**** RECORDS SUPPLIED ****

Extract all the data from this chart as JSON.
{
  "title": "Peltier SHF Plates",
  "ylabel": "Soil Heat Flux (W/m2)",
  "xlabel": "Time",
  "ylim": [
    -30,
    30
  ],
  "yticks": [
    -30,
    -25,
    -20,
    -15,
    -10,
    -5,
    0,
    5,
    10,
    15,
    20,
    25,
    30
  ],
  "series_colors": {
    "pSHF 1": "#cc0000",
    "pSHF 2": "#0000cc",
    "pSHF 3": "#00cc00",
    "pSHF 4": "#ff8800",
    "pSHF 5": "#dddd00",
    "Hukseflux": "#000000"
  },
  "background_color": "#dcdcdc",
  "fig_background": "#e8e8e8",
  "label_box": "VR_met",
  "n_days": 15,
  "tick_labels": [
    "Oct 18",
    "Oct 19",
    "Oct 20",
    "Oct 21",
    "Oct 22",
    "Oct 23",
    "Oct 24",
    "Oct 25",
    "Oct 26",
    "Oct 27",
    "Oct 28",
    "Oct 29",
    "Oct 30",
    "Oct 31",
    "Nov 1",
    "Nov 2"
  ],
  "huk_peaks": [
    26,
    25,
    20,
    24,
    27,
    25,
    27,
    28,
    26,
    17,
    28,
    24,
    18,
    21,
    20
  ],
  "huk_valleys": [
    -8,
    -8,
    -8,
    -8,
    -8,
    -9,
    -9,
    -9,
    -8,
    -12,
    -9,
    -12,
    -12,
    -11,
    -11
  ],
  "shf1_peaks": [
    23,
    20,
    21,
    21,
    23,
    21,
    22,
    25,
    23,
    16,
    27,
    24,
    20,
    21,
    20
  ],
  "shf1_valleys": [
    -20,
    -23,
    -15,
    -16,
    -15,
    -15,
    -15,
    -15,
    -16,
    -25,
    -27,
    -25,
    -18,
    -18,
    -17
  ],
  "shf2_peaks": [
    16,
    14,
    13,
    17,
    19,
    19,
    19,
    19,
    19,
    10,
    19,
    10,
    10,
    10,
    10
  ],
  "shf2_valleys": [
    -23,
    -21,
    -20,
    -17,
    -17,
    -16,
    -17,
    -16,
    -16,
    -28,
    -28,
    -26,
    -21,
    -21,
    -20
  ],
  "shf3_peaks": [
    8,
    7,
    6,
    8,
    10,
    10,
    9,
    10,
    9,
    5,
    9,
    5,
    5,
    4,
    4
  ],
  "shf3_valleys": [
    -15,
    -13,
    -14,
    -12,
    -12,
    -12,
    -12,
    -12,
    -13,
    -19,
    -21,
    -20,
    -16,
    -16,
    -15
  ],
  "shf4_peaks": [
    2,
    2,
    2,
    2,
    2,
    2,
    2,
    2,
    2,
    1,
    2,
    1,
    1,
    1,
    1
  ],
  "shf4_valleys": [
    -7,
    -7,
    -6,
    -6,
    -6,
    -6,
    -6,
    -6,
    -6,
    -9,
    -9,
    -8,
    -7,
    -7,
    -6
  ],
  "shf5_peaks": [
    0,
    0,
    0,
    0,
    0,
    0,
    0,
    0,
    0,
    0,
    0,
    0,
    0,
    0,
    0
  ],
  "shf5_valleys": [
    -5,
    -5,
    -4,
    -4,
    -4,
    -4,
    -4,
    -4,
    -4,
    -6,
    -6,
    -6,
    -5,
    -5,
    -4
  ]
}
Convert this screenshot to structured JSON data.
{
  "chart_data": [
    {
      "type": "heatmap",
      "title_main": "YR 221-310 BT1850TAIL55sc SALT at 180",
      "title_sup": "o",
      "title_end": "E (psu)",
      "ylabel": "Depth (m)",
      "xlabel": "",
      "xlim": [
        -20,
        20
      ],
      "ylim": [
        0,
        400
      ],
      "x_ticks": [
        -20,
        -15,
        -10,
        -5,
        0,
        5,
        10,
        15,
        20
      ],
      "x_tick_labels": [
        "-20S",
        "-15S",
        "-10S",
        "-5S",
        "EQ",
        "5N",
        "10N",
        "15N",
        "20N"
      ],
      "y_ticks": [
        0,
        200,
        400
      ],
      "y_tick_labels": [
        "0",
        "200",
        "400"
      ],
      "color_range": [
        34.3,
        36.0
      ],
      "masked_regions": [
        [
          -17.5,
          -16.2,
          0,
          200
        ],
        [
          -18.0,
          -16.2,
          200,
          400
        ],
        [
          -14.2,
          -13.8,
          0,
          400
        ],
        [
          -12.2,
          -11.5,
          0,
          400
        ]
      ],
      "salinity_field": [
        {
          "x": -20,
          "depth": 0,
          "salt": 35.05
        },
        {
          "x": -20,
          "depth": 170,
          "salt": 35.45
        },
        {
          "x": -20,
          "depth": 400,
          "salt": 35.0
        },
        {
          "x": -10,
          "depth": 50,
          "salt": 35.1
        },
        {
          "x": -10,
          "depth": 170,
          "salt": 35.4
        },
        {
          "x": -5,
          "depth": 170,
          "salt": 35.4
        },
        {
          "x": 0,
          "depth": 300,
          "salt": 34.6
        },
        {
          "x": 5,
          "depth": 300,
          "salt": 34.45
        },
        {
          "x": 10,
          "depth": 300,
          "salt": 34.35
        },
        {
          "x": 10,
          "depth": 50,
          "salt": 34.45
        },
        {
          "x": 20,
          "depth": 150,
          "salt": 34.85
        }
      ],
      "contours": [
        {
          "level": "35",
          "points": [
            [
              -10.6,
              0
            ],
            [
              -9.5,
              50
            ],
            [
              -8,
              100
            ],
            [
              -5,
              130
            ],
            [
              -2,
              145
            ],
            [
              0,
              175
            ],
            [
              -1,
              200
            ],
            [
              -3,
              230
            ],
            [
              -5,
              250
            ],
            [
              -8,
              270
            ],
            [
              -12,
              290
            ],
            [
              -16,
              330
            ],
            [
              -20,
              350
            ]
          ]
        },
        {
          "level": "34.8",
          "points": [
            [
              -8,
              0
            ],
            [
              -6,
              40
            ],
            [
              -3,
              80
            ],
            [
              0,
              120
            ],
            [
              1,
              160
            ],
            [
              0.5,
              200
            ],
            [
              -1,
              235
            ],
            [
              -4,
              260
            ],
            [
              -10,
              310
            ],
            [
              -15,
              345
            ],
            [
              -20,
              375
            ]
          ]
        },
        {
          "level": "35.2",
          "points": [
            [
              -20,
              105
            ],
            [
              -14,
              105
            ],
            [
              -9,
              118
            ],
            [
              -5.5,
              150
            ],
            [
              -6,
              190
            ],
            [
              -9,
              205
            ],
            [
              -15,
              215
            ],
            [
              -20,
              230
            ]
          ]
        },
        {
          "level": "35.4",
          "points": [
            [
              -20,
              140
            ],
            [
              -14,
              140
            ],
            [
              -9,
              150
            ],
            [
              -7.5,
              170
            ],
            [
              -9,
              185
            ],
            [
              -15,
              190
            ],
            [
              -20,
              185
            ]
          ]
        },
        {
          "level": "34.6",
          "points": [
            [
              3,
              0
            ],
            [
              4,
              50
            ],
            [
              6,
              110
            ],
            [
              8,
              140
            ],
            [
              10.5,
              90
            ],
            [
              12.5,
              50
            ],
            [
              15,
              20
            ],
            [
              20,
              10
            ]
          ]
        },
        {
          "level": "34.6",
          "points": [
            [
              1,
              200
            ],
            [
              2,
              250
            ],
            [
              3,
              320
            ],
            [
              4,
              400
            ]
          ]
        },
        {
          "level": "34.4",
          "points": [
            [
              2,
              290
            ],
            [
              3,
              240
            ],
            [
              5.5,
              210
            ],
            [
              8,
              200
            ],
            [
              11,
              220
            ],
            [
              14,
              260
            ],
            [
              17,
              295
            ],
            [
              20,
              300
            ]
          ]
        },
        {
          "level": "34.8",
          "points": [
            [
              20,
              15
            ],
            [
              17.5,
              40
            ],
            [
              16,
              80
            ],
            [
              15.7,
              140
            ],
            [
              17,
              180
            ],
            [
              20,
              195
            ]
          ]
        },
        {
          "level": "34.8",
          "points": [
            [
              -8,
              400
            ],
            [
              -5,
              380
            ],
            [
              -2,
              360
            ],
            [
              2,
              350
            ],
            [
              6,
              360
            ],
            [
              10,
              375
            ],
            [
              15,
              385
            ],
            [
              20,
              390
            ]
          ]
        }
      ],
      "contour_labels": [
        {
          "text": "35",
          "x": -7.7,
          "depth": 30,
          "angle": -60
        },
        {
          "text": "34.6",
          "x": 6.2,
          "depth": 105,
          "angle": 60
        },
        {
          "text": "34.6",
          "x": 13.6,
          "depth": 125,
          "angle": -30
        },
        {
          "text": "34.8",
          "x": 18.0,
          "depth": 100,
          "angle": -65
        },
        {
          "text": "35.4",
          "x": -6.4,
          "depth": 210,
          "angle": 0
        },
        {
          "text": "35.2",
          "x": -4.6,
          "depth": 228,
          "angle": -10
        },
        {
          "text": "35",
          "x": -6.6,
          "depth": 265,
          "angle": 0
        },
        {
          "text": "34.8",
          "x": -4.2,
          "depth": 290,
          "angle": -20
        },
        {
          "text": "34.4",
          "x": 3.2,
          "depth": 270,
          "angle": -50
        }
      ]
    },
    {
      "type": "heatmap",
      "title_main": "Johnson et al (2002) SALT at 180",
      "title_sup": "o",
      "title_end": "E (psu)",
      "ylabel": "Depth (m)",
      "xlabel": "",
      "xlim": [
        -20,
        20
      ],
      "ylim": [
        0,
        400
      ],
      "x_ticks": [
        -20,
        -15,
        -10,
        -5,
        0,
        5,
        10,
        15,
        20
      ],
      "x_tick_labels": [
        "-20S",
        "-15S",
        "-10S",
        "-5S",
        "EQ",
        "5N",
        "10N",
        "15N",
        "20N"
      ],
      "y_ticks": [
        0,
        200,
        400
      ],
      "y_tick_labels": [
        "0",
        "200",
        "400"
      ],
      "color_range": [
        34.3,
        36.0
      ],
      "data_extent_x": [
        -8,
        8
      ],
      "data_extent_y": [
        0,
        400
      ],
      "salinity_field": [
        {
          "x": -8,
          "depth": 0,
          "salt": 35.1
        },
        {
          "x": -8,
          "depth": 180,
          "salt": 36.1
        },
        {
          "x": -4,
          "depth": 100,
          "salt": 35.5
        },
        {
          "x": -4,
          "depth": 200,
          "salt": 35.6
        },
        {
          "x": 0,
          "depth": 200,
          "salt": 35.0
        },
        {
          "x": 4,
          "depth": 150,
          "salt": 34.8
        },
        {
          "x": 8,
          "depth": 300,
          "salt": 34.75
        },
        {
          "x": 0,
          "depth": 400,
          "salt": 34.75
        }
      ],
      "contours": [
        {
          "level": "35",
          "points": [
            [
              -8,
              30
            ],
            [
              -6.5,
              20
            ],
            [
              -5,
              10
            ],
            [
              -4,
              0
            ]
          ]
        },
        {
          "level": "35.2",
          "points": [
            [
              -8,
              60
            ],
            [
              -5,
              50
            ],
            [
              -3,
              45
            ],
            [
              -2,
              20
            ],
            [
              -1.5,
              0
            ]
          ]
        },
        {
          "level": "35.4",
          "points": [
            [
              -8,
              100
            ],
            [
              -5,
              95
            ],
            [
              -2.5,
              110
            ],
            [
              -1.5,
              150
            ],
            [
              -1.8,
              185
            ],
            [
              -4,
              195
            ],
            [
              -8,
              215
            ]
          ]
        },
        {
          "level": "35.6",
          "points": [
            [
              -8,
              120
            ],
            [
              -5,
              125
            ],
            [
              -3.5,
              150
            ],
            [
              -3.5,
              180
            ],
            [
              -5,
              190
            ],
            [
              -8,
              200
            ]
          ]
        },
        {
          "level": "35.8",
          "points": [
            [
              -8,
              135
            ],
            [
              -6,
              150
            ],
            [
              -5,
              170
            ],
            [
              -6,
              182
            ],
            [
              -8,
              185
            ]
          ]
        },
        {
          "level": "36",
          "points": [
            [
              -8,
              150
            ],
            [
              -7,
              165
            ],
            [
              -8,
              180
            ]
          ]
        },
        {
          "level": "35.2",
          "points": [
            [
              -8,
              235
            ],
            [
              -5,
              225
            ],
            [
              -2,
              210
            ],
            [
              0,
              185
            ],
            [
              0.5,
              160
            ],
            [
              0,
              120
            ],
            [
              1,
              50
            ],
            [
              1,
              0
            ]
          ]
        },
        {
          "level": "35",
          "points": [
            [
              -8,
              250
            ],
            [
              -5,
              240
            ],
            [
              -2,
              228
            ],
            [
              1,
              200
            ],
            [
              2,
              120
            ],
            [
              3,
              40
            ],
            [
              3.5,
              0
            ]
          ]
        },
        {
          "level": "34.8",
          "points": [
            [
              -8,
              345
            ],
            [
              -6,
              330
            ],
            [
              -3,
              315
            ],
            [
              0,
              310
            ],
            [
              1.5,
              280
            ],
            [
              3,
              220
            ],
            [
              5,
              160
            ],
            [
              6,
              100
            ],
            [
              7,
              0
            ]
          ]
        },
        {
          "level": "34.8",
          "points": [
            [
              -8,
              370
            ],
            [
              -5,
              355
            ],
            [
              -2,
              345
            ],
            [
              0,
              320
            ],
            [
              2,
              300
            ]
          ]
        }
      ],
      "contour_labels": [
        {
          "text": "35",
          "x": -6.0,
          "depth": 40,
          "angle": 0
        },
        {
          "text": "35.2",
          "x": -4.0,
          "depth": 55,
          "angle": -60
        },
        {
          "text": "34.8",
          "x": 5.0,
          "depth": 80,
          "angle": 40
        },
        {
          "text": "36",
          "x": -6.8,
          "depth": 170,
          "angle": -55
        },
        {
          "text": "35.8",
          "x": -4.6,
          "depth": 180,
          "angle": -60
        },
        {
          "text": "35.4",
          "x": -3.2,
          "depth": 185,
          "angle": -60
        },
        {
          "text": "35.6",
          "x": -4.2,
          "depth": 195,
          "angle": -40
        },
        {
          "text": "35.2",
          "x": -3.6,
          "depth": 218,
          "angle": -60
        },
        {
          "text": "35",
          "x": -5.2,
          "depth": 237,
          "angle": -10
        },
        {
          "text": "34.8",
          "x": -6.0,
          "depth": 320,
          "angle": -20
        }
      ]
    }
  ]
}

****
**** RECORDS SUPPLIED ****

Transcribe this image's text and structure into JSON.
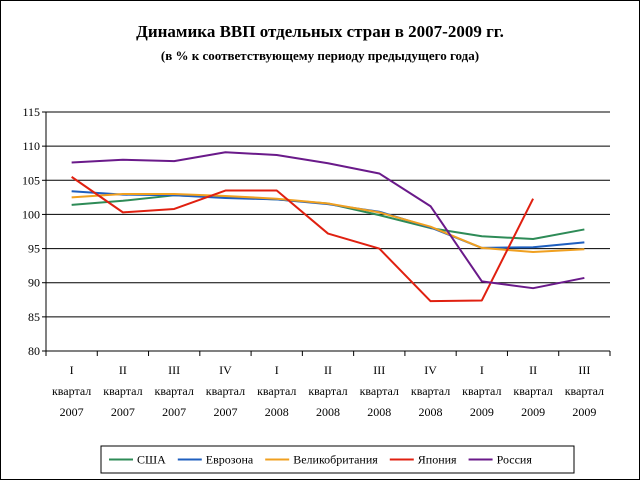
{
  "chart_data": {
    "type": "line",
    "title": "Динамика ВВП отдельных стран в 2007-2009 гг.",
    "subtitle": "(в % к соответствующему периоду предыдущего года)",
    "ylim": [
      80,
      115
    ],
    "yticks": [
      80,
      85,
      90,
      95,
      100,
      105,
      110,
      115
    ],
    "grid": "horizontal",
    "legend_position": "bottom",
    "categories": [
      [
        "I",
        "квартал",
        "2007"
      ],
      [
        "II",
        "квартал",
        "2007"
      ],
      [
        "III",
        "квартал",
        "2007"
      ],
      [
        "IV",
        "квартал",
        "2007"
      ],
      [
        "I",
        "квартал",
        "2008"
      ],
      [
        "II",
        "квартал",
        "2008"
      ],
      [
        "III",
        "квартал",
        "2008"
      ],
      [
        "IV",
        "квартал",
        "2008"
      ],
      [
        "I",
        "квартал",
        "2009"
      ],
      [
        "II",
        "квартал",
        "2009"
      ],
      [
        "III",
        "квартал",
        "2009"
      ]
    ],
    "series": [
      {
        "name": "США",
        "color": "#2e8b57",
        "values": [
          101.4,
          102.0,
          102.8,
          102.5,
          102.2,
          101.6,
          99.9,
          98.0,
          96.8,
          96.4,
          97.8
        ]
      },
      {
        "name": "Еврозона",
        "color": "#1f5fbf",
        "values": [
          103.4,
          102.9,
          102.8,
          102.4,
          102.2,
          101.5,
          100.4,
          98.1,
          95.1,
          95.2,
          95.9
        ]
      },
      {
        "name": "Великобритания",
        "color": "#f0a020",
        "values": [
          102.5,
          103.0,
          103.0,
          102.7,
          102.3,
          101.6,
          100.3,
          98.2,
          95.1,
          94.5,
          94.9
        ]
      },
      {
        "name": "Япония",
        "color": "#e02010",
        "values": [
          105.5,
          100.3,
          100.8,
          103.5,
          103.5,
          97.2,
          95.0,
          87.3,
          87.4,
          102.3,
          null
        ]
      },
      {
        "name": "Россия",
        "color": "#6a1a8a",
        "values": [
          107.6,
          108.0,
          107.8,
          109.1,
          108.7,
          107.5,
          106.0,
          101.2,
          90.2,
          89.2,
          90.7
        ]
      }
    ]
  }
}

****

* GOAL
On how many lines does the word "pSHF" appear? Answer with only the number.

* EXERCISE OUTPUT
5